#### [Task statement]
Reproduce all records verbatim.

#### [Data for this exercise]
— Begin —
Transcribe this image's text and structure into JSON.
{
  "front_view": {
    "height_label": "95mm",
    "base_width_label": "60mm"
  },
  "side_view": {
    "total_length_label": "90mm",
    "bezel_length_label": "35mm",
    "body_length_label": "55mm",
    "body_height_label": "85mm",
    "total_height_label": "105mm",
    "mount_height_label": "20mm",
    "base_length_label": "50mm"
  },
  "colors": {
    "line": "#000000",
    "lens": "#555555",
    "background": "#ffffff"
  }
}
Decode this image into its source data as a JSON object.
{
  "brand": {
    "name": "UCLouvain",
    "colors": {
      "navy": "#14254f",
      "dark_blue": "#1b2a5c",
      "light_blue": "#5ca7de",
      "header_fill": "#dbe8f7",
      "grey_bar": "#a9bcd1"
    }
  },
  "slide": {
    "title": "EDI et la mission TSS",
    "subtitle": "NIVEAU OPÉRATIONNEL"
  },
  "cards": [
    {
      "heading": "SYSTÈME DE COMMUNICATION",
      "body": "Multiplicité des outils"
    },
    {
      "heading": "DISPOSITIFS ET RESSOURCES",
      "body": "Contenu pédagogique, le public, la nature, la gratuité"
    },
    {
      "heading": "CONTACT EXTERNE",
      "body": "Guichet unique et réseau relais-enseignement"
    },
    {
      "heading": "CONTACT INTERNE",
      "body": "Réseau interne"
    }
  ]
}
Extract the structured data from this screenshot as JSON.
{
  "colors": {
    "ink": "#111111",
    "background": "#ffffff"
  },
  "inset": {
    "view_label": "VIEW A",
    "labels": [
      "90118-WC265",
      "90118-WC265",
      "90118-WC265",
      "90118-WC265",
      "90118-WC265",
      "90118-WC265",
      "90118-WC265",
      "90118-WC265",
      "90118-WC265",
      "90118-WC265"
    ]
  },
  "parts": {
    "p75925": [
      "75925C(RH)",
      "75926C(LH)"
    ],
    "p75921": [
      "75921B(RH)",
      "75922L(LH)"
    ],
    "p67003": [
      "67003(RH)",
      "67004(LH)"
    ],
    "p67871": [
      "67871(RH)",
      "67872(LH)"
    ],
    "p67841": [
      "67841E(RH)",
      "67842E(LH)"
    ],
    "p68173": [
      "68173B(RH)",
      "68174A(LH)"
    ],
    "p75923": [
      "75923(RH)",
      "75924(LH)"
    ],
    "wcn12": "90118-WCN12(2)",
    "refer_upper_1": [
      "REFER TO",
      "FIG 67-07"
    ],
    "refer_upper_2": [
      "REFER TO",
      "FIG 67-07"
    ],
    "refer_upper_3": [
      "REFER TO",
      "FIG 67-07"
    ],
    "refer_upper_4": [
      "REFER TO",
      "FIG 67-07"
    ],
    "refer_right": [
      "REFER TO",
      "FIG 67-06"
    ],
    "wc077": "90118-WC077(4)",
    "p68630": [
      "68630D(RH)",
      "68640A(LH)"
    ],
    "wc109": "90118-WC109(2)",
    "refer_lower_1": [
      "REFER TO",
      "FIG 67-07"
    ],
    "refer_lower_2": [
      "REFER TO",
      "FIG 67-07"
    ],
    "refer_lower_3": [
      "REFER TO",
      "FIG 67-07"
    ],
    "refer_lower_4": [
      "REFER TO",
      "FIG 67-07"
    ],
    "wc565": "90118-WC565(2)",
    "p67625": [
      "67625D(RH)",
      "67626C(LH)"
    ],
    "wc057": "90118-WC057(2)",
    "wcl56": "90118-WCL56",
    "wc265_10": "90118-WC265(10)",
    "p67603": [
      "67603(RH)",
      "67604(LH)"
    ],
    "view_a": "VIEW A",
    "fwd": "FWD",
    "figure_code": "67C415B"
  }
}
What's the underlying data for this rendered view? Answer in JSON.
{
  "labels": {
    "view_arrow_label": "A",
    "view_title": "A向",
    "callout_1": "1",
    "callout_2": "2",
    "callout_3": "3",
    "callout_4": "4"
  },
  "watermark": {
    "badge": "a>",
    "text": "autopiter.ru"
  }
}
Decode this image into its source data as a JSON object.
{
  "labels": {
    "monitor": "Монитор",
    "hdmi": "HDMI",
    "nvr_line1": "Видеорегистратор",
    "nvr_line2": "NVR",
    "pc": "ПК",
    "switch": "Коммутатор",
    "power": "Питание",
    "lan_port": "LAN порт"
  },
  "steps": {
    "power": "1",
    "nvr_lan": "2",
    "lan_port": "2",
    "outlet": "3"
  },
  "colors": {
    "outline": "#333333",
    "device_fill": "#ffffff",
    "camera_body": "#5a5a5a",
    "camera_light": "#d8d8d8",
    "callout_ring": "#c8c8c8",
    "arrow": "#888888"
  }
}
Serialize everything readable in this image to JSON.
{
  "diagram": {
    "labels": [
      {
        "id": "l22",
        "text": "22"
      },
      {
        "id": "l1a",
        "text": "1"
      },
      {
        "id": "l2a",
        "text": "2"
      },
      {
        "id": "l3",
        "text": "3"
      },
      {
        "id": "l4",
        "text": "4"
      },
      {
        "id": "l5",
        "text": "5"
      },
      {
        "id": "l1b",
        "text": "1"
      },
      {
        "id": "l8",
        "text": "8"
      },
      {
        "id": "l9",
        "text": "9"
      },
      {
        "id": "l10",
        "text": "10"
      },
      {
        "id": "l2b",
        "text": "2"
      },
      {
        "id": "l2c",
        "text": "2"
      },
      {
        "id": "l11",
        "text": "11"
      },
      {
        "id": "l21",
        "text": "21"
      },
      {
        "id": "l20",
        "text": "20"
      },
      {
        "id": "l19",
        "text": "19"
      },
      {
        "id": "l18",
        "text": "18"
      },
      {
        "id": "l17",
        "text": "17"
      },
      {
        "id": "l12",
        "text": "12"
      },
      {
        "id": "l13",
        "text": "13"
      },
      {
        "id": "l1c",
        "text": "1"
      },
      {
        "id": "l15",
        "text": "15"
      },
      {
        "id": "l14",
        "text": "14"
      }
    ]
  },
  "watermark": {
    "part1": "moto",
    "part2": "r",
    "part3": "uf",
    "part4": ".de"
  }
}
— End —
#### [Complete answer]
Transcribe this image's text and structure into JSON.
{
  "front_view": {
    "height_label": "95mm",
    "base_width_label": "60mm"
  },
  "side_view": {
    "total_length_label": "90mm",
    "bezel_length_label": "35mm",
    "body_length_label": "55mm",
    "body_height_label": "85mm",
    "total_height_label": "105mm",
    "mount_height_label": "20mm",
    "base_length_label": "50mm"
  },
  "colors": {
    "line": "#000000",
    "lens": "#555555",
    "background": "#ffffff"
  }
}
Decode this image into its source data as a JSON object.
{
  "brand": {
    "name": "UCLouvain",
    "colors": {
      "navy": "#14254f",
      "dark_blue": "#1b2a5c",
      "light_blue": "#5ca7de",
      "header_fill": "#dbe8f7",
      "grey_bar": "#a9bcd1"
    }
  },
  "slide": {
    "title": "EDI et la mission TSS",
    "subtitle": "NIVEAU OPÉRATIONNEL"
  },
  "cards": [
    {
      "heading": "SYSTÈME DE COMMUNICATION",
      "body": "Multiplicité des outils"
    },
    {
      "heading": "DISPOSITIFS ET RESSOURCES",
      "body": "Contenu pédagogique, le public, la nature, la gratuité"
    },
    {
      "heading": "CONTACT EXTERNE",
      "body": "Guichet unique et réseau relais-enseignement"
    },
    {
      "heading": "CONTACT INTERNE",
      "body": "Réseau interne"
    }
  ]
}
Extract the structured data from this screenshot as JSON.
{
  "colors": {
    "ink": "#111111",
    "background": "#ffffff"
  },
  "inset": {
    "view_label": "VIEW A",
    "labels": [
      "90118-WC265",
      "90118-WC265",
      "90118-WC265",
      "90118-WC265",
      "90118-WC265",
      "90118-WC265",
      "90118-WC265",
      "90118-WC265",
      "90118-WC265",
      "90118-WC265"
    ]
  },
  "parts": {
    "p75925": [
      "75925C(RH)",
      "75926C(LH)"
    ],
    "p75921": [
      "75921B(RH)",
      "75922L(LH)"
    ],
    "p67003": [
      "67003(RH)",
      "67004(LH)"
    ],
    "p67871": [
      "67871(RH)",
      "67872(LH)"
    ],
    "p67841": [
      "67841E(RH)",
      "67842E(LH)"
    ],
    "p68173": [
      "68173B(RH)",
      "68174A(LH)"
    ],
    "p75923": [
      "75923(RH)",
      "75924(LH)"
    ],
    "wcn12": "90118-WCN12(2)",
    "refer_upper_1": [
      "REFER TO",
      "FIG 67-07"
    ],
    "refer_upper_2": [
      "REFER TO",
      "FIG 67-07"
    ],
    "refer_upper_3": [
      "REFER TO",
      "FIG 67-07"
    ],
    "refer_upper_4": [
      "REFER TO",
      "FIG 67-07"
    ],
    "refer_right": [
      "REFER TO",
      "FIG 67-06"
    ],
    "wc077": "90118-WC077(4)",
    "p68630": [
      "68630D(RH)",
      "68640A(LH)"
    ],
    "wc109": "90118-WC109(2)",
    "refer_lower_1": [
      "REFER TO",
      "FIG 67-07"
    ],
    "refer_lower_2": [
      "REFER TO",
      "FIG 67-07"
    ],
    "refer_lower_3": [
      "REFER TO",
      "FIG 67-07"
    ],
    "refer_lower_4": [
      "REFER TO",
      "FIG 67-07"
    ],
    "wc565": "90118-WC565(2)",
    "p67625": [
      "67625D(RH)",
      "67626C(LH)"
    ],
    "wc057": "90118-WC057(2)",
    "wcl56": "90118-WCL56",
    "wc265_10": "90118-WC265(10)",
    "p67603": [
      "67603(RH)",
      "67604(LH)"
    ],
    "view_a": "VIEW A",
    "fwd": "FWD",
    "figure_code": "67C415B"
  }
}
What's the underlying data for this rendered view? Answer in JSON.
{
  "labels": {
    "view_arrow_label": "A",
    "view_title": "A向",
    "callout_1": "1",
    "callout_2": "2",
    "callout_3": "3",
    "callout_4": "4"
  },
  "watermark": {
    "badge": "a>",
    "text": "autopiter.ru"
  }
}
Decode this image into its source data as a JSON object.
{
  "labels": {
    "monitor": "Монитор",
    "hdmi": "HDMI",
    "nvr_line1": "Видеорегистратор",
    "nvr_line2": "NVR",
    "pc": "ПК",
    "switch": "Коммутатор",
    "power": "Питание",
    "lan_port": "LAN порт"
  },
  "steps": {
    "power": "1",
    "nvr_lan": "2",
    "lan_port": "2",
    "outlet": "3"
  },
  "colors": {
    "outline": "#333333",
    "device_fill": "#ffffff",
    "camera_body": "#5a5a5a",
    "camera_light": "#d8d8d8",
    "callout_ring": "#c8c8c8",
    "arrow": "#888888"
  }
}
Serialize everything readable in this image to JSON.
{
  "diagram": {
    "labels": [
      {
        "id": "l22",
        "text": "22"
      },
      {
        "id": "l1a",
        "text": "1"
      },
      {
        "id": "l2a",
        "text": "2"
      },
      {
        "id": "l3",
        "text": "3"
      },
      {
        "id": "l4",
        "text": "4"
      },
      {
        "id": "l5",
        "text": "5"
      },
      {
        "id": "l1b",
        "text": "1"
      },
      {
        "id": "l8",
        "text": "8"
      },
      {
        "id": "l9",
        "text": "9"
      },
      {
        "id": "l10",
        "text": "10"
      },
      {
        "id": "l2b",
        "text": "2"
      },
      {
        "id": "l2c",
        "text": "2"
      },
      {
        "id": "l11",
        "text": "11"
      },
      {
        "id": "l21",
        "text": "21"
      },
      {
        "id": "l20",
        "text": "20"
      },
      {
        "id": "l19",
        "text": "19"
      },
      {
        "id": "l18",
        "text": "18"
      },
      {
        "id": "l17",
        "text": "17"
      },
      {
        "id": "l12",
        "text": "12"
      },
      {
        "id": "l13",
        "text": "13"
      },
      {
        "id": "l1c",
        "text": "1"
      },
      {
        "id": "l15",
        "text": "15"
      },
      {
        "id": "l14",
        "text": "14"
      }
    ]
  },
  "watermark": {
    "part1": "moto",
    "part2": "r",
    "part3": "uf",
    "part4": ".de"
  }
}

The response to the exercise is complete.